• [EXERCISE TASK] Reproduce the data in its entirety, exactly as supplied.

[Start GIVEN RECORDS]

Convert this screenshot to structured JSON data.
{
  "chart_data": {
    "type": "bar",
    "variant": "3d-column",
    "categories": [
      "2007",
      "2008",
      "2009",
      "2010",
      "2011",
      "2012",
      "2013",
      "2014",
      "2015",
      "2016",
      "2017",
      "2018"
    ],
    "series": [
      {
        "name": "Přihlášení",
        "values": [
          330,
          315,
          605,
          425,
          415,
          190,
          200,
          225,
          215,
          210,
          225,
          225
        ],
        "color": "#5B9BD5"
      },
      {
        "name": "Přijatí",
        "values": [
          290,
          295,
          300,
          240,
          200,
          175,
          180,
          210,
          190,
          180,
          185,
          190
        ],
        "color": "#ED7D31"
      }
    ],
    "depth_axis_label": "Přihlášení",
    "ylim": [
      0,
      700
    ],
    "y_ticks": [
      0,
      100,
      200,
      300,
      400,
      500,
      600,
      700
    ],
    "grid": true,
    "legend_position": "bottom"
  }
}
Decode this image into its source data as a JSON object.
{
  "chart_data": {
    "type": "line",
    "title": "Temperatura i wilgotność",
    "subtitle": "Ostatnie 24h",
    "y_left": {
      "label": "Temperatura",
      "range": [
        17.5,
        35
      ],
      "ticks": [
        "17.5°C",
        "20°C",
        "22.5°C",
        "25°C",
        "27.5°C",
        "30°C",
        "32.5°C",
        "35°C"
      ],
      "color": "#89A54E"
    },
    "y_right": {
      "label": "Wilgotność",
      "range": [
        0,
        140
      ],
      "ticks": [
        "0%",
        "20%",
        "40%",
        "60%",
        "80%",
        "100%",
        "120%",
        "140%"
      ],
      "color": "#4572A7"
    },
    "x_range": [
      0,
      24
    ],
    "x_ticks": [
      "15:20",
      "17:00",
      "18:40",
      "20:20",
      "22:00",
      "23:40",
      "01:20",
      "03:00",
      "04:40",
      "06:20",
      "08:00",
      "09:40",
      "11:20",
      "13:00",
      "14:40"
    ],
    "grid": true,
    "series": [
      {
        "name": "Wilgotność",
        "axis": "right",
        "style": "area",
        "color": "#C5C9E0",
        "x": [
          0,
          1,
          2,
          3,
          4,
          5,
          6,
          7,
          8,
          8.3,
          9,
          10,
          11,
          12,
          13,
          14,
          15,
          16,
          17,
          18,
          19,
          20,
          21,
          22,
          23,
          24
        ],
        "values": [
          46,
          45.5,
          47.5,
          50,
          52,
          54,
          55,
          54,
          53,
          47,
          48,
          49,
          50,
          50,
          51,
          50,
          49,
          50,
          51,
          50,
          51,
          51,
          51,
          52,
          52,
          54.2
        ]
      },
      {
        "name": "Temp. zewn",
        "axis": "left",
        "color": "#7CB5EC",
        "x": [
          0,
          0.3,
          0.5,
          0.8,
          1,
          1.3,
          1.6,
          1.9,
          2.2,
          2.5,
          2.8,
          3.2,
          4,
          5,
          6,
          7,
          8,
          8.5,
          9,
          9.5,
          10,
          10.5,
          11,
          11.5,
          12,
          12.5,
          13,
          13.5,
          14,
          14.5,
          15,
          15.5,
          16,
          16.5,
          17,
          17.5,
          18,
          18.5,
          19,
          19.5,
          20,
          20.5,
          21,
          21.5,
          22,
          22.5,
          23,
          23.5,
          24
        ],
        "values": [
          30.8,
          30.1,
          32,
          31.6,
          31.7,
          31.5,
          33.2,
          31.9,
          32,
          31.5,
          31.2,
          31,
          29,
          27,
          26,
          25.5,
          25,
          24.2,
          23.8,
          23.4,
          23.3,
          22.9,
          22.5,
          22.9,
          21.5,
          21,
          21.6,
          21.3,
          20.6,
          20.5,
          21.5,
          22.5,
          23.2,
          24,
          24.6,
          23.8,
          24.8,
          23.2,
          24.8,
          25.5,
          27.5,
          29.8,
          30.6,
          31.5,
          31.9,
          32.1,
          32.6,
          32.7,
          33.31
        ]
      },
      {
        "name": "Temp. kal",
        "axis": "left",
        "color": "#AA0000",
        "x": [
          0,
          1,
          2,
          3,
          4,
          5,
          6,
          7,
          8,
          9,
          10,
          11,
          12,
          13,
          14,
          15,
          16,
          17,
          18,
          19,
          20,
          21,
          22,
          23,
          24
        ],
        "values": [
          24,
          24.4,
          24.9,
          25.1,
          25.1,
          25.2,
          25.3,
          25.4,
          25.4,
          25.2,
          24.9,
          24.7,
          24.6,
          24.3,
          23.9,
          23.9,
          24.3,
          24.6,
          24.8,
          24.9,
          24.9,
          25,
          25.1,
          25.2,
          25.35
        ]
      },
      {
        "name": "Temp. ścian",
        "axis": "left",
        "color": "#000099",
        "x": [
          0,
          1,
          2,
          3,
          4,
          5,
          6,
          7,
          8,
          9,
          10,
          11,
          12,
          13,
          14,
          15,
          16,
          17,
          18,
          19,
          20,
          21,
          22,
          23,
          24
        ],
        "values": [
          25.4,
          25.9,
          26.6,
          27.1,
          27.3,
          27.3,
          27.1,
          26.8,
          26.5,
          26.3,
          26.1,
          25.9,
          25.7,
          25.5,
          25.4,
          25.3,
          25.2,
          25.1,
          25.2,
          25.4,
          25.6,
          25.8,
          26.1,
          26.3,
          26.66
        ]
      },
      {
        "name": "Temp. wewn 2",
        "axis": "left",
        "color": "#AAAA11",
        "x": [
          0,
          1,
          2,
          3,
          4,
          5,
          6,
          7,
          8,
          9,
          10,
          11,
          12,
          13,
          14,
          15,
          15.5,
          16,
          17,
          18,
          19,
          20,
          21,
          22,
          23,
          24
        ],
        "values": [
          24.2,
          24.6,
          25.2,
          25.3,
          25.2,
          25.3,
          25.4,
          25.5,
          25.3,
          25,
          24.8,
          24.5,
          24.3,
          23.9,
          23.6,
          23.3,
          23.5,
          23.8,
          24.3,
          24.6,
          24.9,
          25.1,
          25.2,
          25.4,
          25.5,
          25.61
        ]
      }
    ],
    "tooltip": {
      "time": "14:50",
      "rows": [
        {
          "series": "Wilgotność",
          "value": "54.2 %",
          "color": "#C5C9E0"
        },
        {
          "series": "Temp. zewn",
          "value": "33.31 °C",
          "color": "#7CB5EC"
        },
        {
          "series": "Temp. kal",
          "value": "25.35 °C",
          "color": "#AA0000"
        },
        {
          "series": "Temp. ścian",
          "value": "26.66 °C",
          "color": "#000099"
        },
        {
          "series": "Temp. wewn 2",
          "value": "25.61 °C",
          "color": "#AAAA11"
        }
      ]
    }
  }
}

[End GIVEN RECORDS]

• [THE OUTPUT]
Convert this screenshot to structured JSON data.
{
  "chart_data": {
    "type": "bar",
    "variant": "3d-column",
    "categories": [
      "2007",
      "2008",
      "2009",
      "2010",
      "2011",
      "2012",
      "2013",
      "2014",
      "2015",
      "2016",
      "2017",
      "2018"
    ],
    "series": [
      {
        "name": "Přihlášení",
        "values": [
          330,
          315,
          605,
          425,
          415,
          190,
          200,
          225,
          215,
          210,
          225,
          225
        ],
        "color": "#5B9BD5"
      },
      {
        "name": "Přijatí",
        "values": [
          290,
          295,
          300,
          240,
          200,
          175,
          180,
          210,
          190,
          180,
          185,
          190
        ],
        "color": "#ED7D31"
      }
    ],
    "depth_axis_label": "Přihlášení",
    "ylim": [
      0,
      700
    ],
    "y_ticks": [
      0,
      100,
      200,
      300,
      400,
      500,
      600,
      700
    ],
    "grid": true,
    "legend_position": "bottom"
  }
}
Decode this image into its source data as a JSON object.
{
  "chart_data": {
    "type": "line",
    "title": "Temperatura i wilgotność",
    "subtitle": "Ostatnie 24h",
    "y_left": {
      "label": "Temperatura",
      "range": [
        17.5,
        35
      ],
      "ticks": [
        "17.5°C",
        "20°C",
        "22.5°C",
        "25°C",
        "27.5°C",
        "30°C",
        "32.5°C",
        "35°C"
      ],
      "color": "#89A54E"
    },
    "y_right": {
      "label": "Wilgotność",
      "range": [
        0,
        140
      ],
      "ticks": [
        "0%",
        "20%",
        "40%",
        "60%",
        "80%",
        "100%",
        "120%",
        "140%"
      ],
      "color": "#4572A7"
    },
    "x_range": [
      0,
      24
    ],
    "x_ticks": [
      "15:20",
      "17:00",
      "18:40",
      "20:20",
      "22:00",
      "23:40",
      "01:20",
      "03:00",
      "04:40",
      "06:20",
      "08:00",
      "09:40",
      "11:20",
      "13:00",
      "14:40"
    ],
    "grid": true,
    "series": [
      {
        "name": "Wilgotność",
        "axis": "right",
        "style": "area",
        "color": "#C5C9E0",
        "x": [
          0,
          1,
          2,
          3,
          4,
          5,
          6,
          7,
          8,
          8.3,
          9,
          10,
          11,
          12,
          13,
          14,
          15,
          16,
          17,
          18,
          19,
          20,
          21,
          22,
          23,
          24
        ],
        "values": [
          46,
          45.5,
          47.5,
          50,
          52,
          54,
          55,
          54,
          53,
          47,
          48,
          49,
          50,
          50,
          51,
          50,
          49,
          50,
          51,
          50,
          51,
          51,
          51,
          52,
          52,
          54.2
        ]
      },
      {
        "name": "Temp. zewn",
        "axis": "left",
        "color": "#7CB5EC",
        "x": [
          0,
          0.3,
          0.5,
          0.8,
          1,
          1.3,
          1.6,
          1.9,
          2.2,
          2.5,
          2.8,
          3.2,
          4,
          5,
          6,
          7,
          8,
          8.5,
          9,
          9.5,
          10,
          10.5,
          11,
          11.5,
          12,
          12.5,
          13,
          13.5,
          14,
          14.5,
          15,
          15.5,
          16,
          16.5,
          17,
          17.5,
          18,
          18.5,
          19,
          19.5,
          20,
          20.5,
          21,
          21.5,
          22,
          22.5,
          23,
          23.5,
          24
        ],
        "values": [
          30.8,
          30.1,
          32,
          31.6,
          31.7,
          31.5,
          33.2,
          31.9,
          32,
          31.5,
          31.2,
          31,
          29,
          27,
          26,
          25.5,
          25,
          24.2,
          23.8,
          23.4,
          23.3,
          22.9,
          22.5,
          22.9,
          21.5,
          21,
          21.6,
          21.3,
          20.6,
          20.5,
          21.5,
          22.5,
          23.2,
          24,
          24.6,
          23.8,
          24.8,
          23.2,
          24.8,
          25.5,
          27.5,
          29.8,
          30.6,
          31.5,
          31.9,
          32.1,
          32.6,
          32.7,
          33.31
        ]
      },
      {
        "name": "Temp. kal",
        "axis": "left",
        "color": "#AA0000",
        "x": [
          0,
          1,
          2,
          3,
          4,
          5,
          6,
          7,
          8,
          9,
          10,
          11,
          12,
          13,
          14,
          15,
          16,
          17,
          18,
          19,
          20,
          21,
          22,
          23,
          24
        ],
        "values": [
          24,
          24.4,
          24.9,
          25.1,
          25.1,
          25.2,
          25.3,
          25.4,
          25.4,
          25.2,
          24.9,
          24.7,
          24.6,
          24.3,
          23.9,
          23.9,
          24.3,
          24.6,
          24.8,
          24.9,
          24.9,
          25,
          25.1,
          25.2,
          25.35
        ]
      },
      {
        "name": "Temp. ścian",
        "axis": "left",
        "color": "#000099",
        "x": [
          0,
          1,
          2,
          3,
          4,
          5,
          6,
          7,
          8,
          9,
          10,
          11,
          12,
          13,
          14,
          15,
          16,
          17,
          18,
          19,
          20,
          21,
          22,
          23,
          24
        ],
        "values": [
          25.4,
          25.9,
          26.6,
          27.1,
          27.3,
          27.3,
          27.1,
          26.8,
          26.5,
          26.3,
          26.1,
          25.9,
          25.7,
          25.5,
          25.4,
          25.3,
          25.2,
          25.1,
          25.2,
          25.4,
          25.6,
          25.8,
          26.1,
          26.3,
          26.66
        ]
      },
      {
        "name": "Temp. wewn 2",
        "axis": "left",
        "color": "#AAAA11",
        "x": [
          0,
          1,
          2,
          3,
          4,
          5,
          6,
          7,
          8,
          9,
          10,
          11,
          12,
          13,
          14,
          15,
          15.5,
          16,
          17,
          18,
          19,
          20,
          21,
          22,
          23,
          24
        ],
        "values": [
          24.2,
          24.6,
          25.2,
          25.3,
          25.2,
          25.3,
          25.4,
          25.5,
          25.3,
          25,
          24.8,
          24.5,
          24.3,
          23.9,
          23.6,
          23.3,
          23.5,
          23.8,
          24.3,
          24.6,
          24.9,
          25.1,
          25.2,
          25.4,
          25.5,
          25.61
        ]
      }
    ],
    "tooltip": {
      "time": "14:50",
      "rows": [
        {
          "series": "Wilgotność",
          "value": "54.2 %",
          "color": "#C5C9E0"
        },
        {
          "series": "Temp. zewn",
          "value": "33.31 °C",
          "color": "#7CB5EC"
        },
        {
          "series": "Temp. kal",
          "value": "25.35 °C",
          "color": "#AA0000"
        },
        {
          "series": "Temp. ścian",
          "value": "26.66 °C",
          "color": "#000099"
        },
        {
          "series": "Temp. wewn 2",
          "value": "25.61 °C",
          "color": "#AAAA11"
        }
      ]
    }
  }
}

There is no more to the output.